- _Aim_
Select every line holding the word "Pirinç" and copy it.
* START *
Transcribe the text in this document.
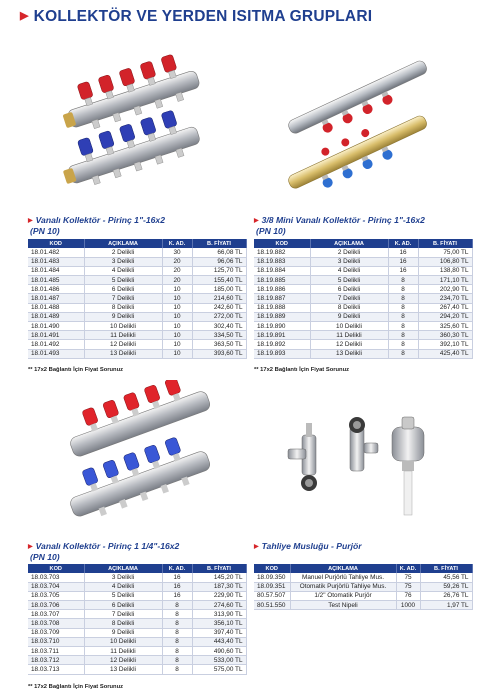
▶ KOLLEKTÖR VE YERDEN ISITMA GRUPLARI
▶ Vanalı Kollektör - Pirinç 1"-16x2
(PN 10)
KOD	AÇIKLAMA	K. AD.	B. FİYATI
18.01.482	2 Delikli	30	66,08 TL
18.01.483	3 Delikli	20	96,06 TL
18.01.484	4 Delikli	20	125,70 TL
18.01.485	5 Delikli	20	155,40 TL
18.01.486	6 Delikli	10	185,00 TL
18.01.487	7 Delikli	10	214,60 TL
18.01.488	8 Delikli	10	242,60 TL
18.01.489	9 Delikli	10	272,00 TL
18.01.490	10 Delikli	10	302,40 TL
18.01.491	11 Delikli	10	334,50 TL
18.01.492	12 Delikli	10	363,50 TL
18.01.493	13 Delikli	10	393,60 TL
** 17x2 Bağlantı İçin Fiyat Sorunuz
▶ 3/8 Mini Vanalı Kollektör - Pirinç 1"-16x2
(PN 10)
KOD	AÇIKLAMA	K. AD.	B. FİYATI
18.19.882	2 Delikli	16	75,00 TL
18.19.883	3 Delikli	16	106,80 TL
18.19.884	4 Delikli	16	138,80 TL
18.19.885	5 Delikli	8	171,10 TL
18.19.886	6 Delikli	8	202,90 TL
18.19.887	7 Delikli	8	234,70 TL
18.19.888	8 Delikli	8	267,40 TL
18.19.889	9 Delikli	8	294,20 TL
18.19.890	10 Delikli	8	325,60 TL
18.19.891	11 Delikli	8	360,30 TL
18.19.892	12 Delikli	8	392,10 TL
18.19.893	13 Delikli	8	425,40 TL
** 17x2 Bağlantı İçin Fiyat Sorunuz
▶ Vanalı Kollektör - Pirinç 1 1/4"-16x2
(PN 10)
KOD	AÇIKLAMA	K. AD.	B. FİYATI
18.03.703	3 Delikli	16	145,20 TL
18.03.704	4 Delikli	16	187,30 TL
18.03.705	5 Delikli	16	229,90 TL
18.03.706	6 Delikli	8	274,60 TL
18.03.707	7 Delikli	8	313,90 TL
18.03.708	8 Delikli	8	356,10 TL
18.03.709	9 Delikli	8	397,40 TL
18.03.710	10 Delikli	8	443,40 TL
18.03.711	11 Delikli	8	490,60 TL
18.03.712	12 Delikli	8	533,00 TL
18.03.713	13 Delikli	8	575,00 TL
** 17x2 Bağlantı İçin Fiyat Sorunuz
▶ Tahliye Musluğu - Purjör
KOD	AÇIKLAMA	K. AD.	B. FİYATI
18.09.350	Manuel Purjörlü Tahliye Mus.	75	45,56 TL
18.09.351	Otomatik Purjörlü Tahliye Mus.	75	59,26 TL
80.57.507	1/2" Otomatik Purjör	76	26,76 TL
80.51.550	Test Nipeli	1000	1,97 TL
* END *
- _Problem solution_
▶ Vanalı Kollektör - Pirinç 1"-16x2
▶ 3/8 Mini Vanalı Kollektör - Pirinç 1"-16x2
▶ Vanalı Kollektör - Pirinç 1 1/4"-16x2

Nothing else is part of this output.